Data records.
#####

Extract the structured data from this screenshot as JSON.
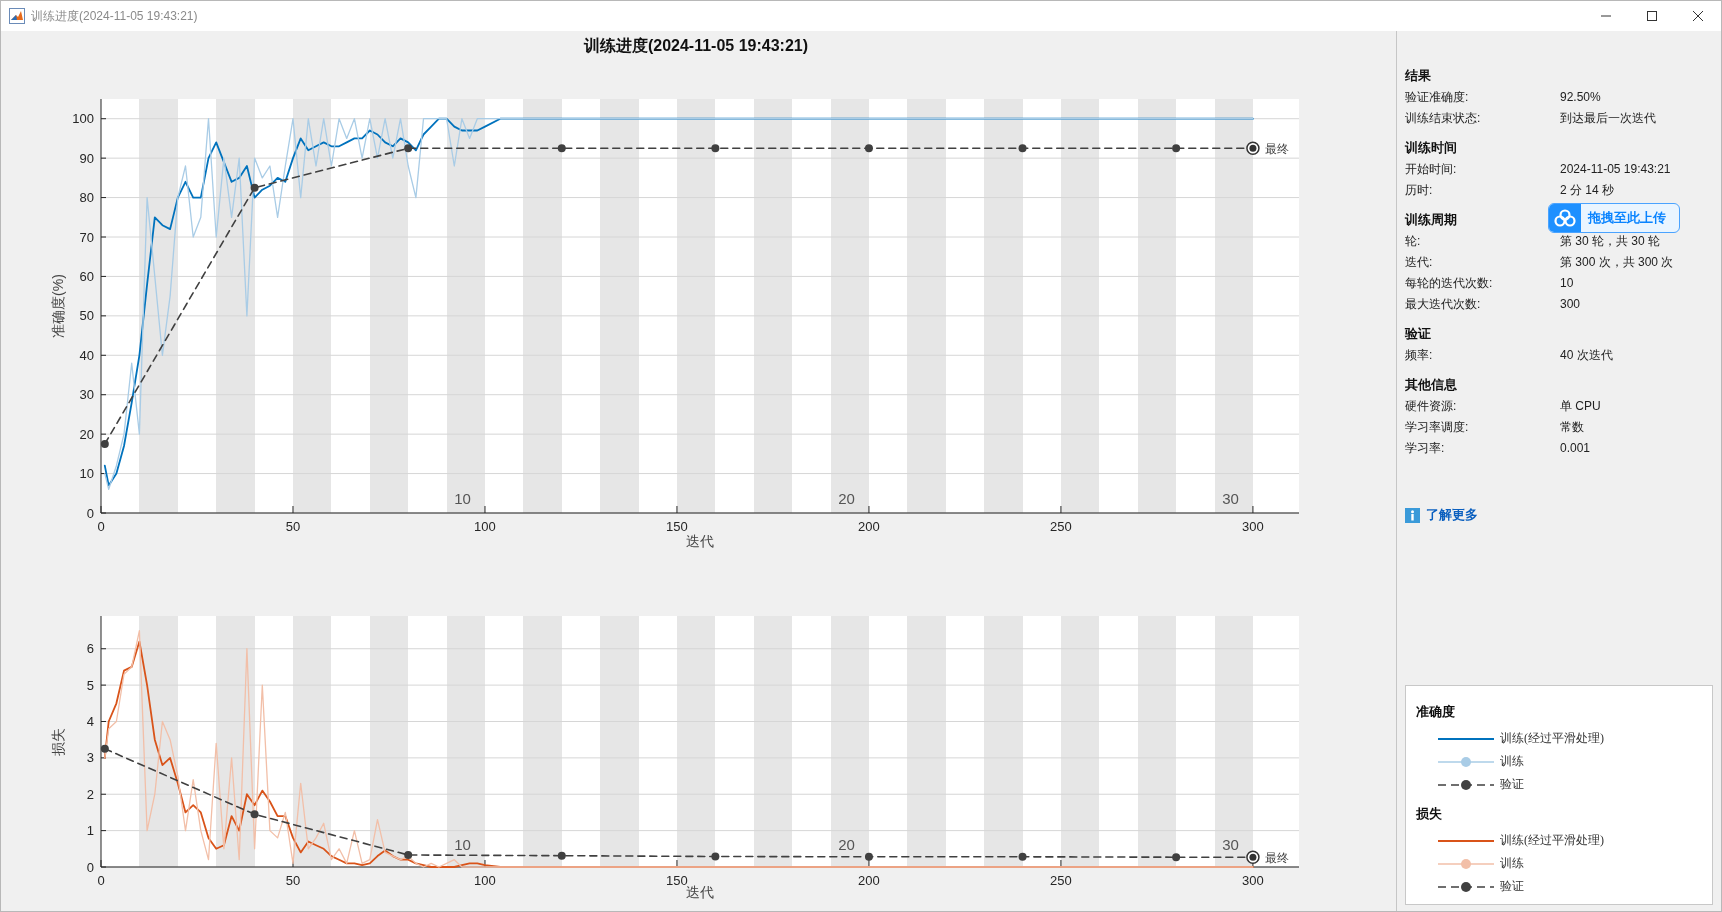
{
  "window": {
    "title": "训练进度(2024-11-05 19:43:21)"
  },
  "figure": {
    "title": "训练进度(2024-11-05 19:43:21)",
    "charts": [
      {
        "chart_data": {
          "type": "line",
          "xlabel": "迭代",
          "ylabel": "准确度(%)",
          "x": [
            1,
            2,
            4,
            6,
            8,
            10,
            12,
            14,
            16,
            18,
            20,
            22,
            24,
            26,
            28,
            30,
            32,
            34,
            36,
            38,
            40,
            42,
            44,
            46,
            48,
            50,
            52,
            54,
            56,
            58,
            60,
            62,
            64,
            66,
            68,
            70,
            72,
            74,
            76,
            78,
            80,
            82,
            84,
            86,
            88,
            90,
            92,
            94,
            96,
            98,
            100,
            104,
            120,
            160,
            200,
            240,
            280,
            300
          ],
          "series": [
            {
              "color": "#0072bd",
              "line_style": "solid",
              "values": [
                12,
                7,
                10,
                17,
                28,
                40,
                58,
                75,
                73,
                72,
                80,
                84,
                80,
                80,
                90,
                94,
                89,
                84,
                85,
                88,
                80,
                82,
                83,
                85,
                84,
                90,
                95,
                92,
                93,
                94,
                93,
                93,
                94,
                95,
                95,
                97,
                96,
                94,
                93,
                95,
                94,
                92,
                96,
                98,
                100,
                100,
                98,
                97,
                97,
                97,
                98,
                100,
                100,
                100,
                100,
                100,
                100,
                100
              ]
            },
            {
              "color": "#a9cce6",
              "line_style": "solid",
              "values": [
                10,
                6,
                12,
                20,
                38,
                20,
                80,
                60,
                40,
                55,
                80,
                88,
                70,
                75,
                100,
                70,
                90,
                75,
                90,
                50,
                90,
                85,
                88,
                75,
                88,
                100,
                80,
                100,
                88,
                100,
                88,
                100,
                95,
                100,
                90,
                100,
                90,
                100,
                90,
                100,
                88,
                80,
                100,
                100,
                100,
                100,
                88,
                100,
                95,
                100,
                100,
                100,
                100,
                100,
                100,
                100,
                100,
                100
              ]
            },
            {
              "color": "#404040",
              "line_style": "dashed",
              "marker": "o",
              "values": [
                17.5,
                null,
                null,
                null,
                null,
                null,
                null,
                null,
                null,
                null,
                null,
                null,
                null,
                null,
                null,
                null,
                null,
                null,
                null,
                null,
                82.5,
                null,
                null,
                null,
                null,
                null,
                null,
                null,
                null,
                null,
                null,
                null,
                null,
                null,
                null,
                null,
                null,
                null,
                null,
                null,
                92.5,
                null,
                null,
                null,
                null,
                null,
                null,
                null,
                null,
                null,
                null,
                null,
                92.5,
                92.5,
                92.5,
                92.5,
                92.5,
                92.5
              ]
            }
          ],
          "xlim": [
            0,
            312
          ],
          "ylim": [
            0,
            105
          ],
          "xticks": [
            0,
            50,
            100,
            150,
            200,
            250,
            300
          ],
          "yticks": [
            0,
            10,
            20,
            30,
            40,
            50,
            60,
            70,
            80,
            90,
            100
          ],
          "grid": true,
          "annotations": [
            "10",
            "20",
            "30",
            {
              "x": 300,
              "y": 92.5,
              "text": "最终"
            }
          ]
        }
      },
      {
        "chart_data": {
          "type": "line",
          "xlabel": "迭代",
          "ylabel": "损失",
          "x": [
            1,
            2,
            4,
            6,
            8,
            10,
            12,
            14,
            16,
            18,
            20,
            22,
            24,
            26,
            28,
            30,
            32,
            34,
            36,
            38,
            40,
            42,
            44,
            46,
            48,
            50,
            52,
            54,
            56,
            58,
            60,
            62,
            64,
            66,
            68,
            70,
            72,
            74,
            76,
            78,
            80,
            82,
            84,
            86,
            88,
            90,
            92,
            94,
            96,
            98,
            100,
            104,
            120,
            160,
            200,
            240,
            280,
            300
          ],
          "series": [
            {
              "color": "#d95319",
              "line_style": "solid",
              "values": [
                3,
                4,
                4.5,
                5.4,
                5.5,
                6.2,
                5,
                3.5,
                2.8,
                3,
                2.3,
                1.5,
                1.7,
                1.5,
                0.8,
                0.5,
                0.6,
                1.4,
                1,
                2,
                1.7,
                2.1,
                1.8,
                1.4,
                1.4,
                0.8,
                0.4,
                0.7,
                0.6,
                0.5,
                0.3,
                0.2,
                0.1,
                0.1,
                0.05,
                0.1,
                0.3,
                0.45,
                0.3,
                0.2,
                0.2,
                0.1,
                0.05,
                0,
                0,
                0,
                0,
                0.05,
                0.1,
                0.1,
                0.05,
                0,
                0,
                0,
                0,
                0,
                0,
                0
              ]
            },
            {
              "color": "#f2bfa8",
              "line_style": "solid",
              "values": [
                3,
                3.8,
                4,
                5.3,
                5.5,
                6.5,
                1,
                2,
                4,
                3.5,
                2.5,
                1,
                2.4,
                1,
                0.2,
                3.4,
                0.5,
                3,
                0.2,
                6,
                0.5,
                5,
                1,
                0.8,
                1.5,
                0.1,
                2.3,
                0.5,
                0.8,
                1.2,
                0.2,
                0.5,
                0.1,
                1,
                0.1,
                0.2,
                1.3,
                0.4,
                0.3,
                0.2,
                0.3,
                0.1,
                0,
                0.1,
                0,
                0.1,
                0.2,
                0,
                0,
                0,
                0,
                0,
                0,
                0,
                0,
                0,
                0,
                0
              ]
            },
            {
              "color": "#404040",
              "line_style": "dashed",
              "marker": "o",
              "values": [
                3.25,
                null,
                null,
                null,
                null,
                null,
                null,
                null,
                null,
                null,
                null,
                null,
                null,
                null,
                null,
                null,
                null,
                null,
                null,
                null,
                1.45,
                null,
                null,
                null,
                null,
                null,
                null,
                null,
                null,
                null,
                null,
                null,
                null,
                null,
                null,
                null,
                null,
                null,
                null,
                null,
                0.33,
                null,
                null,
                null,
                null,
                null,
                null,
                null,
                null,
                null,
                null,
                null,
                0.31,
                0.29,
                0.28,
                0.28,
                0.27,
                0.27
              ]
            }
          ],
          "xlim": [
            0,
            312
          ],
          "ylim": [
            0,
            6.9
          ],
          "xticks": [
            0,
            50,
            100,
            150,
            200,
            250,
            300
          ],
          "yticks": [
            0,
            1,
            2,
            3,
            4,
            5,
            6
          ],
          "grid": true,
          "annotations": [
            "10",
            "20",
            "30",
            {
              "x": 300,
              "y": 0.27,
              "text": "最终"
            }
          ]
        }
      }
    ]
  },
  "info_panel": {
    "sections": [
      {
        "title": "结果",
        "rows": [
          {
            "label": "验证准确度:",
            "value": "92.50%"
          },
          {
            "label": "训练结束状态:",
            "value": "到达最后一次迭代"
          }
        ]
      },
      {
        "title": "训练时间",
        "rows": [
          {
            "label": "开始时间:",
            "value": "2024-11-05 19:43:21"
          },
          {
            "label": "历时:",
            "value": "2 分 14 秒"
          }
        ]
      },
      {
        "title": "训练周期",
        "rows": [
          {
            "label": "轮:",
            "value": "第 30 轮，共 30 轮"
          },
          {
            "label": "迭代:",
            "value": "第 300 次，共 300 次"
          },
          {
            "label": "每轮的迭代次数:",
            "value": "10"
          },
          {
            "label": "最大迭代次数:",
            "value": "300"
          }
        ]
      },
      {
        "title": "验证",
        "rows": [
          {
            "label": "频率:",
            "value": "40 次迭代"
          }
        ]
      },
      {
        "title": "其他信息",
        "rows": [
          {
            "label": "硬件资源:",
            "value": "单 CPU"
          },
          {
            "label": "学习率调度:",
            "value": "常数"
          },
          {
            "label": "学习率:",
            "value": "0.001"
          }
        ]
      }
    ],
    "link": "了解更多"
  },
  "upload_widget": {
    "label": "拖拽至此上传"
  },
  "legend": {
    "sections": [
      {
        "title": "准确度",
        "items": [
          {
            "label": "训练(经过平滑处理)"
          },
          {
            "label": "训练"
          },
          {
            "label": "验证"
          }
        ]
      },
      {
        "title": "损失",
        "items": [
          {
            "label": "训练(经过平滑处理)"
          },
          {
            "label": "训练"
          },
          {
            "label": "验证"
          }
        ]
      }
    ]
  }
}
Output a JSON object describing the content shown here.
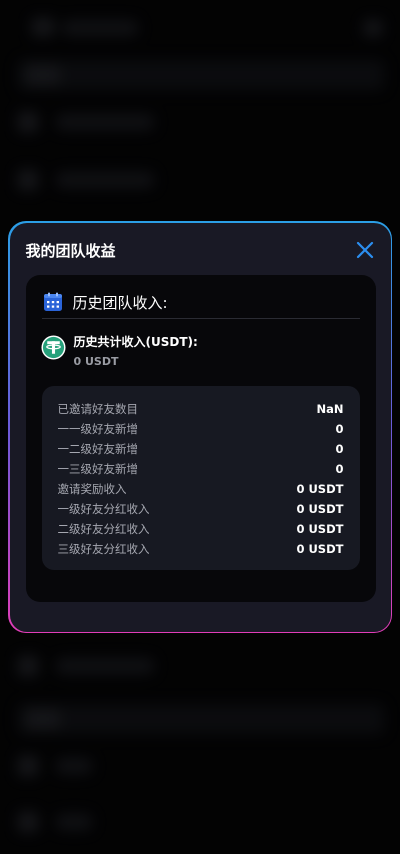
{
  "modal": {
    "title": "我的团队收益"
  },
  "card": {
    "heading": "历史团队收入:",
    "total_label": "历史共计收入(USDT):",
    "total_value": "0 USDT"
  },
  "stats": [
    {
      "label": "已邀请好友数目",
      "value": "NaN"
    },
    {
      "label": "一一级好友新增",
      "value": "0"
    },
    {
      "label": "一二级好友新增",
      "value": "0"
    },
    {
      "label": "一三级好友新增",
      "value": "0"
    },
    {
      "label": "邀请奖励收入",
      "value": "0 USDT"
    },
    {
      "label": "一级好友分红收入",
      "value": "0 USDT"
    },
    {
      "label": "二级好友分红收入",
      "value": "0 USDT"
    },
    {
      "label": "三级好友分红收入",
      "value": "0 USDT"
    }
  ],
  "colors": {
    "accent": "#2b8ef0",
    "usdt": "#26a17b",
    "border_top": "#2b9fe6",
    "border_bottom": "#e23db8"
  }
}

#####

Given task. Print again, word for word, every line from the line with "Output a JSON" to the final line of the records, inclusive; skip the pictures.

Solution to this problem.
Output a JSON object describing the content shown here.
{
  "modal": {
    "title": "我的团队收益"
  },
  "card": {
    "heading": "历史团队收入:",
    "total_label": "历史共计收入(USDT):",
    "total_value": "0 USDT"
  },
  "stats": [
    {
      "label": "已邀请好友数目",
      "value": "NaN"
    },
    {
      "label": "一一级好友新增",
      "value": "0"
    },
    {
      "label": "一二级好友新增",
      "value": "0"
    },
    {
      "label": "一三级好友新增",
      "value": "0"
    },
    {
      "label": "邀请奖励收入",
      "value": "0 USDT"
    },
    {
      "label": "一级好友分红收入",
      "value": "0 USDT"
    },
    {
      "label": "二级好友分红收入",
      "value": "0 USDT"
    },
    {
      "label": "三级好友分红收入",
      "value": "0 USDT"
    }
  ],
  "colors": {
    "accent": "#2b8ef0",
    "usdt": "#26a17b",
    "border_top": "#2b9fe6",
    "border_bottom": "#e23db8"
  }
}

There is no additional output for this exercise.